Check every line of the entries for "Correlation", and copy the lines that hold it.

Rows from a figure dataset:
____________

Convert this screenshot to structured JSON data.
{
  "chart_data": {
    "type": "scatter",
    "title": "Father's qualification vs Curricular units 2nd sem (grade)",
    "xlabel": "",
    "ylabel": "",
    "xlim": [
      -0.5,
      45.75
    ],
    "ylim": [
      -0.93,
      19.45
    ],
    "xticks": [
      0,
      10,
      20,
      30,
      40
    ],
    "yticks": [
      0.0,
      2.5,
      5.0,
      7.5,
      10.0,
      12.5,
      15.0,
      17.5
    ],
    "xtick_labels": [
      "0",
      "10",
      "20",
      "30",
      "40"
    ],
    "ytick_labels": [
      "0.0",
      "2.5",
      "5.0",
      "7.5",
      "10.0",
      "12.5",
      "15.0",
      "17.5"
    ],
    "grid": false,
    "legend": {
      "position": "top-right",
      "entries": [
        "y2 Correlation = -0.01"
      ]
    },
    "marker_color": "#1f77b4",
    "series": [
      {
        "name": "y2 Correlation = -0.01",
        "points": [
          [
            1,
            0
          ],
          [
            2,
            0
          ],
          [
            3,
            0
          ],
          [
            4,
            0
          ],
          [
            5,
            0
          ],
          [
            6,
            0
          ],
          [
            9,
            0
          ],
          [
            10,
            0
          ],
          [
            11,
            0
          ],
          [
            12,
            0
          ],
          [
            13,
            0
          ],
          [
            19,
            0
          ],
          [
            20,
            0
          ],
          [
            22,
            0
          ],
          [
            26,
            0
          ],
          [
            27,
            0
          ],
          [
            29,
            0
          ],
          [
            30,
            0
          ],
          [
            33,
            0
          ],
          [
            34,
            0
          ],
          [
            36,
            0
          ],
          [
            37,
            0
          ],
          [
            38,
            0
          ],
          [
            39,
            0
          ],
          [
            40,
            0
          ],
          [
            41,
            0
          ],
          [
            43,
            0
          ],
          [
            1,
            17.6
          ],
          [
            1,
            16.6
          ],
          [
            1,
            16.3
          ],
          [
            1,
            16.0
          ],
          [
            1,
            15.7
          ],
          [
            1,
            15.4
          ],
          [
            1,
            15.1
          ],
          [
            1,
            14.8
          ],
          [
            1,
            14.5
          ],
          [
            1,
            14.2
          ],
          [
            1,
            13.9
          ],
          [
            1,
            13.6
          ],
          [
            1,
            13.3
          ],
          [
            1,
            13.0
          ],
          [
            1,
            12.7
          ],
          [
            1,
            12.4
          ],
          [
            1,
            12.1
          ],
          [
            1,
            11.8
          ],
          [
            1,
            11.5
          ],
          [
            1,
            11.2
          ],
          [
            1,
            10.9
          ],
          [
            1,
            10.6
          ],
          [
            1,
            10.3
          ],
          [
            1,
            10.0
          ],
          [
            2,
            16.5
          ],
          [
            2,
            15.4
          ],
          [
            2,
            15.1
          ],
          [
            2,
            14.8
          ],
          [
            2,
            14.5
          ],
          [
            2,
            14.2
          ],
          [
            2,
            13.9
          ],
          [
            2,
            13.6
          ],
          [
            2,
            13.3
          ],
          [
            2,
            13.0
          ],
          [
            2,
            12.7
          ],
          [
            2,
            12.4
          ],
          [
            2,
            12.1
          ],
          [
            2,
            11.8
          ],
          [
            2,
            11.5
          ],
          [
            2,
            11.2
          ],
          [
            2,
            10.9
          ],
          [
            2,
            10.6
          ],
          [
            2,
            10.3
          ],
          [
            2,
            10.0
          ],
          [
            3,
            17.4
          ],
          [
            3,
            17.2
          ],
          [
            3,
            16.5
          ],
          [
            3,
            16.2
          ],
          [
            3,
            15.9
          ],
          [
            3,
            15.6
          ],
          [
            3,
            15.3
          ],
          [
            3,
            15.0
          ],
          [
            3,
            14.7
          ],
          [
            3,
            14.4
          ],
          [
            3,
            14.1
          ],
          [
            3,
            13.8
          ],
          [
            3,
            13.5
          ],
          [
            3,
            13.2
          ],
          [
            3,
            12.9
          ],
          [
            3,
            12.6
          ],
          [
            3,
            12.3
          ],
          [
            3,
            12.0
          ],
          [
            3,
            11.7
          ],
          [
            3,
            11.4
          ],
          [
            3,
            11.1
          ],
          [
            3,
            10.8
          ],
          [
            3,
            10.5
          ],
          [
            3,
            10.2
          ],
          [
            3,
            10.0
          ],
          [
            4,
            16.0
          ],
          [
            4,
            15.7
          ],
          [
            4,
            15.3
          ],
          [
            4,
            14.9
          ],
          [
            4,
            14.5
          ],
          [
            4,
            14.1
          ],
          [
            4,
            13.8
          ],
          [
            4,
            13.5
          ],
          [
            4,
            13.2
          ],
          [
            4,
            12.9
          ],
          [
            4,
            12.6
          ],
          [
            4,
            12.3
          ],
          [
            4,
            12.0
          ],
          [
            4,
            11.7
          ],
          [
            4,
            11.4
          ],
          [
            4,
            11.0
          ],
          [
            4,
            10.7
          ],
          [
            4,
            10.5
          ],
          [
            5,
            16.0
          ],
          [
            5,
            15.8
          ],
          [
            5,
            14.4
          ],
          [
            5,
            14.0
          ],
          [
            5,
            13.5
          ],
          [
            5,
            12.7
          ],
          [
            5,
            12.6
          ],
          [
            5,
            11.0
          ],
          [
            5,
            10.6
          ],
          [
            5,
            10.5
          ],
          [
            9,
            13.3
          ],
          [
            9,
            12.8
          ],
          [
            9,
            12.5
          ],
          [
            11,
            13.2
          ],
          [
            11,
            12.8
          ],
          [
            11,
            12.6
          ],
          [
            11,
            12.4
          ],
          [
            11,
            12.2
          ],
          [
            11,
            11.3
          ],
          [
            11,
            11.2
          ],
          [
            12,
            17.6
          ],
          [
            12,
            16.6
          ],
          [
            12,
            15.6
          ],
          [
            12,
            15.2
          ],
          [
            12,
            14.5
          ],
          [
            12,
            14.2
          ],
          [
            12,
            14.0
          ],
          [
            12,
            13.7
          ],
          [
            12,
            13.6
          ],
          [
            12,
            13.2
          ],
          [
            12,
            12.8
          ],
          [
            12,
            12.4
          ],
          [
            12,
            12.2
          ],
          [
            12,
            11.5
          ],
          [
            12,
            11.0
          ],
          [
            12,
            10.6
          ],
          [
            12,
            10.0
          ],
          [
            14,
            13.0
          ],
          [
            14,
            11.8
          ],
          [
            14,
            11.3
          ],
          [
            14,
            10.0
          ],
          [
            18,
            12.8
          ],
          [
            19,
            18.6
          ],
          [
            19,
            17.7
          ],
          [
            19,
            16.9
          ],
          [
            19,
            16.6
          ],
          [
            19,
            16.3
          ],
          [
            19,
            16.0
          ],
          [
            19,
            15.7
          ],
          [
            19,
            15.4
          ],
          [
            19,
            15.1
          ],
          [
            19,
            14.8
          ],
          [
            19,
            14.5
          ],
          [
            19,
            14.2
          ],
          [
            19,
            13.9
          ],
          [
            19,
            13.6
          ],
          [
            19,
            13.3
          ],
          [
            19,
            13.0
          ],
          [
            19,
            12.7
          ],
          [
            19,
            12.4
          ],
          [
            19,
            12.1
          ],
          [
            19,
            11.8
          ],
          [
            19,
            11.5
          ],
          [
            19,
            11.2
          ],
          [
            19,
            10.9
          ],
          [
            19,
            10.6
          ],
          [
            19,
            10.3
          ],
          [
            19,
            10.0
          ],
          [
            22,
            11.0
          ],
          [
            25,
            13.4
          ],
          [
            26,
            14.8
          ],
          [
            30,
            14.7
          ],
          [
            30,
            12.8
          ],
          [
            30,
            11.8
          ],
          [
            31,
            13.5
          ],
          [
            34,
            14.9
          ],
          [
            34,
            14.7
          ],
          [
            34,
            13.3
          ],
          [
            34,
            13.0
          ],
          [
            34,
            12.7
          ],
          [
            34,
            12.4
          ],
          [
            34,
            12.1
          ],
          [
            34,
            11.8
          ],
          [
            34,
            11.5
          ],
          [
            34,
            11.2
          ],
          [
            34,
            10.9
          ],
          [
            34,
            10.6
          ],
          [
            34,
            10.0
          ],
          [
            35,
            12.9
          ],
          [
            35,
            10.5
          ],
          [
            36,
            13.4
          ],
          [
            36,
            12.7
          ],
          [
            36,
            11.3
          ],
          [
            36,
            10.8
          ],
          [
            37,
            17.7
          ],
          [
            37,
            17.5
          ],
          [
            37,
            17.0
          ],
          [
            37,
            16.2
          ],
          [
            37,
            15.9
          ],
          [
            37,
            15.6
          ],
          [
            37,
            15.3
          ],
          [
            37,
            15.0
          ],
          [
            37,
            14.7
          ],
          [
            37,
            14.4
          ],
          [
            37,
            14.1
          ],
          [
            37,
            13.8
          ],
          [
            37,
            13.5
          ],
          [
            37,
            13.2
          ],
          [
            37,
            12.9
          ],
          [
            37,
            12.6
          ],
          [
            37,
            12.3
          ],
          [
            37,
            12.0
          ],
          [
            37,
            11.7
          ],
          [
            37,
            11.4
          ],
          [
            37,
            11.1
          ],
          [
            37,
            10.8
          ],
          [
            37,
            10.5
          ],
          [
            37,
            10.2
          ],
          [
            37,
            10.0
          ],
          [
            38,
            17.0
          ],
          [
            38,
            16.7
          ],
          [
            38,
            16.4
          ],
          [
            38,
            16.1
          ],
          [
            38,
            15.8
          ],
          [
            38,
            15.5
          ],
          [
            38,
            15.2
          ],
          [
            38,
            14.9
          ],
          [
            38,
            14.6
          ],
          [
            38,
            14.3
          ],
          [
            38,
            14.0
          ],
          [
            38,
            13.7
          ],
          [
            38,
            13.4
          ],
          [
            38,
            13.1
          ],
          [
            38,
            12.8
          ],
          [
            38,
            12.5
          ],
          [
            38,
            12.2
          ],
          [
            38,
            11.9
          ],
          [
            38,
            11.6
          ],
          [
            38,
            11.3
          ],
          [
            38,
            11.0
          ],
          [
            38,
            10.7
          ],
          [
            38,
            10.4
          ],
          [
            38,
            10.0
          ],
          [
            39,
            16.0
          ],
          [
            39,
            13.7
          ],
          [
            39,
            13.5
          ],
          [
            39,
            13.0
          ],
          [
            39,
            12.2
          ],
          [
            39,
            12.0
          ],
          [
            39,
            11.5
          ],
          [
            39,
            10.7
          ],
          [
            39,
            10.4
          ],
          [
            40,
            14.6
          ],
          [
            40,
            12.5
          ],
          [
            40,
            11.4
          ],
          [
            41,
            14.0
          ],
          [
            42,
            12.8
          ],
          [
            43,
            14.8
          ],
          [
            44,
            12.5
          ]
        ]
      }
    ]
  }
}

____________

TASK RESULT =>
        "y2 Correlation = -0.01"
        "name": "y2 Correlation = -0.01",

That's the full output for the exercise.